*** Extract provided Section Begins ***

Purpose of the Study:

  • To develop an automated deep learning algorithm for quantitative measurement of osteogenic differentiation in rat bone marrow mesenchymal stem cells (rBMSCs).
  • To validate the algorithm's performance against conventional methods and assess its utility in drug and biomaterial screening.

Main Methods:

  • An osteogenic convolutional neural network (OCNN) was trained using images of rBMSCs stained with F-actin and DAPI during early differentiation.
  • Laser confocal scanning microscopy was employed for image acquisition at key time points (days 0, 1, 4, and 7).
  • OCNN performance was evaluated using area under the curve (AUC) and compared with single morphological parameters and support vector machine (SVM).

Main Results:

  • OCNN accurately identified early osteogenic differentiation at 24 hours with a high AUC (0.94 ± 0.04).
  • The algorithm demonstrated superior prediction performance compared to traditional methods.
  • OCNN successfully predicted the effects of osteogenic drugs and cytokines and recognized differentiation on various material surfaces.

Conclusions:

  • OCNN provides a rapid, accurate, and high-throughput method for quantifying stem cell osteogenic differentiation.
  • This deep learning approach shows significant potential for screening osteogenic drugs and biomaterials in tissue engineering and stem cell research.

*** Extract provided Section Ends ***
*** Listed entries Section Begins ***

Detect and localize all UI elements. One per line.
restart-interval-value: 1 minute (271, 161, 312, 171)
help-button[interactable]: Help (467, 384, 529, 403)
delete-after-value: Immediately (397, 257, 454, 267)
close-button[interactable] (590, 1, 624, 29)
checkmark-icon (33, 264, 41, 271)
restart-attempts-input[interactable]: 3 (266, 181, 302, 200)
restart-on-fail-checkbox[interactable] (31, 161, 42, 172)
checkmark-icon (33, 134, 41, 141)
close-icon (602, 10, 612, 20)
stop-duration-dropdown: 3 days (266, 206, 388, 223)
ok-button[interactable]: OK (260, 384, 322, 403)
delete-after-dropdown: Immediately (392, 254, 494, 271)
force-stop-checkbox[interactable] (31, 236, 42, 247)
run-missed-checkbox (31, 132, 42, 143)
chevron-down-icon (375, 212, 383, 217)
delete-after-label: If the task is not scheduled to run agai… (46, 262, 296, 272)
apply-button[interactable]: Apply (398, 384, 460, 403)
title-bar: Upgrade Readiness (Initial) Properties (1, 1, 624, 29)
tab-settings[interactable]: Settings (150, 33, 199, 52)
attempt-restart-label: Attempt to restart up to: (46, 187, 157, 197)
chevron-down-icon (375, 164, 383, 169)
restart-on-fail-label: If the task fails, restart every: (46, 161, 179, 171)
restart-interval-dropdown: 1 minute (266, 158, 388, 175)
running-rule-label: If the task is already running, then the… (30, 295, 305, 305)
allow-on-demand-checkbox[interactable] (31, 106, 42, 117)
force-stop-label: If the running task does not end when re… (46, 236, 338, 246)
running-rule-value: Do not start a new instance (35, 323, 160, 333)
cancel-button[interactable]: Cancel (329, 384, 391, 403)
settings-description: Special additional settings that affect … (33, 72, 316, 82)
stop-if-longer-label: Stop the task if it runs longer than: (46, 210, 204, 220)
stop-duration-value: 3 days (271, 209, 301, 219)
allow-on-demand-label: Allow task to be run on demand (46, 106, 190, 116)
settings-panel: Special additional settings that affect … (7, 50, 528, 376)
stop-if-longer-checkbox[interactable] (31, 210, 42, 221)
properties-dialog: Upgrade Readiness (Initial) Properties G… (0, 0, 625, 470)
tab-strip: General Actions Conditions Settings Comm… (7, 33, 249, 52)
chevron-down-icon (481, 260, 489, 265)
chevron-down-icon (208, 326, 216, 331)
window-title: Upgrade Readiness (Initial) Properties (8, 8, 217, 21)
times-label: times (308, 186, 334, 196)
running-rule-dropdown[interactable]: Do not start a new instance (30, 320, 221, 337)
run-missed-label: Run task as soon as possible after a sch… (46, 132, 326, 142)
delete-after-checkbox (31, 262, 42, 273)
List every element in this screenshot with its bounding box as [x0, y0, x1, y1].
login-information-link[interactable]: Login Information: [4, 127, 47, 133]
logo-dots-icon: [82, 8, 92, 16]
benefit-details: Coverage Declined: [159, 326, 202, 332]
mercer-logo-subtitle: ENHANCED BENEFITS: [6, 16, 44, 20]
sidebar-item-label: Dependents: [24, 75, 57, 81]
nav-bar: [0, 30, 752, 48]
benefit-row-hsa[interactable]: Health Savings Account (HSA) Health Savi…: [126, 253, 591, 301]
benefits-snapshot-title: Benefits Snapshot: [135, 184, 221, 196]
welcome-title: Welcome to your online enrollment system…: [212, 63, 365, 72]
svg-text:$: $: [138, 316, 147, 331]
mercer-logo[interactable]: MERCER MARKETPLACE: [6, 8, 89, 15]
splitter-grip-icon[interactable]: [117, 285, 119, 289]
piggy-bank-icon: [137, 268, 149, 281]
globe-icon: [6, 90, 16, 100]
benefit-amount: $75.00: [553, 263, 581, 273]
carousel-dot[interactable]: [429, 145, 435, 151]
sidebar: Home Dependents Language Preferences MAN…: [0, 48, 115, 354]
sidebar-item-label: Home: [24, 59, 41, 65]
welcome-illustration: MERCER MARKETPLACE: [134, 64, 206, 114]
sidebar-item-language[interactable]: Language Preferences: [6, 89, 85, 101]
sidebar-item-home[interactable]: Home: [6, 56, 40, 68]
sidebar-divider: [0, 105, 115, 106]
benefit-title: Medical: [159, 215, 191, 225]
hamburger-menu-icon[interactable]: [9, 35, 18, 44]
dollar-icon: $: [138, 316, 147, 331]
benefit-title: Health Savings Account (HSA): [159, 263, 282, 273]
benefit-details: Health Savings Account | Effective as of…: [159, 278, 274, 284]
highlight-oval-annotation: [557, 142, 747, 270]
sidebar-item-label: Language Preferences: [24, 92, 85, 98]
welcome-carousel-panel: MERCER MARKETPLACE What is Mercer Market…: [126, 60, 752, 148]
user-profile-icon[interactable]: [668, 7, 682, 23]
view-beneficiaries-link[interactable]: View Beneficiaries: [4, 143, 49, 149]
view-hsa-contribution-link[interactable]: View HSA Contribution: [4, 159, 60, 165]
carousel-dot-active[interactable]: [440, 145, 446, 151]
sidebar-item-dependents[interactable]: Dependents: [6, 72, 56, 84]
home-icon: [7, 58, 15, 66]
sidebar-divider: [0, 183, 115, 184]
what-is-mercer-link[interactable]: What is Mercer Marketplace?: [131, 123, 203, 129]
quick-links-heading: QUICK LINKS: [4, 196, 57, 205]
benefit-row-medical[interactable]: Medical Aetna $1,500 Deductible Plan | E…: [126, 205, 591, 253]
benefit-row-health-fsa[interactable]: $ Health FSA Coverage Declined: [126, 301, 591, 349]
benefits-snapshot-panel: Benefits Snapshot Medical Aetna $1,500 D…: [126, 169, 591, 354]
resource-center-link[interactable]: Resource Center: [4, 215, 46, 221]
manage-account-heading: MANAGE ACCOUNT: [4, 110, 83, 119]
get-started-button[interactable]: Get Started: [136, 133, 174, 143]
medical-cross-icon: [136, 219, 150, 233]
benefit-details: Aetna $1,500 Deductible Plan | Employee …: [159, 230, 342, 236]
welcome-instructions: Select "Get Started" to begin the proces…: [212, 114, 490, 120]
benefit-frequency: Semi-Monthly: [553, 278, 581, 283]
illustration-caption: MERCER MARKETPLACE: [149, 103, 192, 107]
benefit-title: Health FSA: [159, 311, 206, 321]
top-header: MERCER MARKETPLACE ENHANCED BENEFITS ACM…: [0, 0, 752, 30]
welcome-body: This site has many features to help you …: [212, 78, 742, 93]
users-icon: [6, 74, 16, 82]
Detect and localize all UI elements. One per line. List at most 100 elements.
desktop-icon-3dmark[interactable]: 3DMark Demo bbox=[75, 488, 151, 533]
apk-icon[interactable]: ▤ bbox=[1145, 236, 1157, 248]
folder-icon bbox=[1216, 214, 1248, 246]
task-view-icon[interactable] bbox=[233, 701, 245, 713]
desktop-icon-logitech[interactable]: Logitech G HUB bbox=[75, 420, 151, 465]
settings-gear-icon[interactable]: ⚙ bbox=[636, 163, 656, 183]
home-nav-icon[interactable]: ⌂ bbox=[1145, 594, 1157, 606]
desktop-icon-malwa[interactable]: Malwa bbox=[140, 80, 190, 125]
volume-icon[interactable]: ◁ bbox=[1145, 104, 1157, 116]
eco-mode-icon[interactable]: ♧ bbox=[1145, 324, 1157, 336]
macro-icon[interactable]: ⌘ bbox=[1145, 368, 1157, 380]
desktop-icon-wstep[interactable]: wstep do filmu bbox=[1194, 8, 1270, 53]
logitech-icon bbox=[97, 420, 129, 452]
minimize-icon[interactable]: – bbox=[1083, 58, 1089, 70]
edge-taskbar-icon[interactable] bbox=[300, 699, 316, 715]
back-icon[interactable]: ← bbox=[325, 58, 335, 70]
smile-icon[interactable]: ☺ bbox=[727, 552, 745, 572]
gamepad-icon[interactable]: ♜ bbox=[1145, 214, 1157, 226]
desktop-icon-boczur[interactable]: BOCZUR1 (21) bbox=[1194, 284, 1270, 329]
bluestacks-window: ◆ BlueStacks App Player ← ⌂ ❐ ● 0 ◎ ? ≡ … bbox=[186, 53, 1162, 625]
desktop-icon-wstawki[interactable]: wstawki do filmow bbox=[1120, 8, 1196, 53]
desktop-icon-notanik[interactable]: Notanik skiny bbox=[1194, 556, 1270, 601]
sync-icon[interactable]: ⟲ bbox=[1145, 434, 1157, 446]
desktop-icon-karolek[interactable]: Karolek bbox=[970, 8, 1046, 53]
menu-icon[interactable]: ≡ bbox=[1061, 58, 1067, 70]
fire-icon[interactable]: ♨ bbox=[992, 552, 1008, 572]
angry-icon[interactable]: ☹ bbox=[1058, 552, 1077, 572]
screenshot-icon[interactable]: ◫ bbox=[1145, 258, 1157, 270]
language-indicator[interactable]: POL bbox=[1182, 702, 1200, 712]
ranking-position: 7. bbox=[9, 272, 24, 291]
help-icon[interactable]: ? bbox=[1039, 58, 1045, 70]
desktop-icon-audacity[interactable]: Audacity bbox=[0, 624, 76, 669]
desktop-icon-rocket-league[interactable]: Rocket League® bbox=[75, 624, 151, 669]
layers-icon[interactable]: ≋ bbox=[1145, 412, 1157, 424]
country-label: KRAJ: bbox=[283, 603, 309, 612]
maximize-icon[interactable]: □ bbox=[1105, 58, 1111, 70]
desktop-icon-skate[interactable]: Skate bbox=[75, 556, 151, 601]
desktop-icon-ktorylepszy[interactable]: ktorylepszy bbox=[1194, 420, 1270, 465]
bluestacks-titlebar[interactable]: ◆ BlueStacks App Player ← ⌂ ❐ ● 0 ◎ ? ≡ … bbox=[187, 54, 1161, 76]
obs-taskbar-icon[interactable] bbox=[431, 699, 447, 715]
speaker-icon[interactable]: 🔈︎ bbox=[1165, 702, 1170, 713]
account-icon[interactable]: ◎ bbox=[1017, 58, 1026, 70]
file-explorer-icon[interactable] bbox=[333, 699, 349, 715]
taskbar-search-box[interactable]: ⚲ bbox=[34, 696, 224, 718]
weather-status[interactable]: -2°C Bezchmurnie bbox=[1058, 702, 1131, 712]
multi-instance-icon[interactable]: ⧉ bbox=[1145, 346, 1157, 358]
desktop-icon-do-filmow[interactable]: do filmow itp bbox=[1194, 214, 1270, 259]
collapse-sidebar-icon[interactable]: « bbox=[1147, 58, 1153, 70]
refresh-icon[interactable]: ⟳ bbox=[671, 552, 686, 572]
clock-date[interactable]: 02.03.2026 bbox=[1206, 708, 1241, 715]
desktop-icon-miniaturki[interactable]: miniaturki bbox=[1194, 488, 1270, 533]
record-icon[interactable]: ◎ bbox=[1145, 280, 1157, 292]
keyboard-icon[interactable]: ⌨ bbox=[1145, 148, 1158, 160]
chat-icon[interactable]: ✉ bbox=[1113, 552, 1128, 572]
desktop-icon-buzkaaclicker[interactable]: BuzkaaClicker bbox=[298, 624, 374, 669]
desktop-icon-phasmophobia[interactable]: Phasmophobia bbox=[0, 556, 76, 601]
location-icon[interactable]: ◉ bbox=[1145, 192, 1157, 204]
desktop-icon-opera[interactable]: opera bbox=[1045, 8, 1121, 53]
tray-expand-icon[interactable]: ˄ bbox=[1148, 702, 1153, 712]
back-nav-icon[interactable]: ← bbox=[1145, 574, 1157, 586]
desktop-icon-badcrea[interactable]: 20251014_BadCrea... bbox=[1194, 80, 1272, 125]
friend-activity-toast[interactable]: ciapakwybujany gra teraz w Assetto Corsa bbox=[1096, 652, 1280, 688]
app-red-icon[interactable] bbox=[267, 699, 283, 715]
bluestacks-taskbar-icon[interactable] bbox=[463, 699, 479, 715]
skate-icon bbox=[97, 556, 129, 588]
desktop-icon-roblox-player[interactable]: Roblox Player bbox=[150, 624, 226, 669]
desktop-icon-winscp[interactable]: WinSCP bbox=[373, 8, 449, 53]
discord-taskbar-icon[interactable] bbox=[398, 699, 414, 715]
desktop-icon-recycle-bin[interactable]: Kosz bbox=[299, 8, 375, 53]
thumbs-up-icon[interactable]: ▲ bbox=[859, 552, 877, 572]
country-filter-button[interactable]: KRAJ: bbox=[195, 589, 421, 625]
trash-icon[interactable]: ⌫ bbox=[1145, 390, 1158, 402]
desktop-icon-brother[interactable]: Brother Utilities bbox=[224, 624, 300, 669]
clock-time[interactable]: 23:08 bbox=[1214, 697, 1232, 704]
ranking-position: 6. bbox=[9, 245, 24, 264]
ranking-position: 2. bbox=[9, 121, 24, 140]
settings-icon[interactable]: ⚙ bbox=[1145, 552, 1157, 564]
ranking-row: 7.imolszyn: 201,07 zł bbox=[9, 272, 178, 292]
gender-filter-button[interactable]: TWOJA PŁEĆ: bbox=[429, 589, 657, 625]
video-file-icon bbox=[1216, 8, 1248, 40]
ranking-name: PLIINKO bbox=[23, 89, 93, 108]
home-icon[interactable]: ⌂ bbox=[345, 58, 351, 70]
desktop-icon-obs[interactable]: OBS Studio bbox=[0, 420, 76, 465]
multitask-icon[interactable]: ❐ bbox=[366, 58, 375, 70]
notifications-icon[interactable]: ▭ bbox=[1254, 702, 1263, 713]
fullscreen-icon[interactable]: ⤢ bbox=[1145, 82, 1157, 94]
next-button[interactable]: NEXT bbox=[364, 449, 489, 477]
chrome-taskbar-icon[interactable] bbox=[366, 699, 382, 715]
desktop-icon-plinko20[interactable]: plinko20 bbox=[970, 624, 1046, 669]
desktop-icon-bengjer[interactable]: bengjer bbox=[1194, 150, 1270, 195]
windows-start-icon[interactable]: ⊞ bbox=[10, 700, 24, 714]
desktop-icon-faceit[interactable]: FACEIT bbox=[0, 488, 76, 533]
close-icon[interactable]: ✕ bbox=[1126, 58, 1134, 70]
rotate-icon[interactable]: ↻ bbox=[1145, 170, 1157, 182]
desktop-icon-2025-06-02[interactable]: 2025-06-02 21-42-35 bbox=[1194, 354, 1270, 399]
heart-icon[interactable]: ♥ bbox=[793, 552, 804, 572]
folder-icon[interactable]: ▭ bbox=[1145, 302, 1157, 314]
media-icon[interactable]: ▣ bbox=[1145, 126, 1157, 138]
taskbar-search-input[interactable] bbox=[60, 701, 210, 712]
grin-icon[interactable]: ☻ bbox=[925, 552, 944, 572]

*** Listed entries Section Ends ***

→ Task objective: Rewrite the study summary from the words "Purpose of the" through the words "(0.94 ± 0.04).", swapping "rBMSCs" for "rat BMSCs". The material has no connection to the text.

→ Solution for this exercise:
Purpose of the Study:

  • To develop an automated deep learning algorithm for quantitative measurement of osteogenic differentiation in rat bone marrow mesenchymal stem cells (rat BMSCs).
  • To validate the algorithm's performance against conventional methods and assess its utility in drug and biomaterial screening.

Main Methods:

  • An osteogenic convolutional neural network (OCNN) was trained using images of rat BMSCs stained with F-actin and DAPI during early differentiation.
  • Laser confocal scanning microscopy was employed for image acquisition at key time points (days 0, 1, 4, and 7).
  • OCNN performance was evaluated using area under the curve (AUC) and compared with single morphological parameters and support vector machine (SVM).

Main Results:

  • OCNN accurately identified early osteogenic differentiation at 24 hours with a high AUC (0.94 ± 0.04).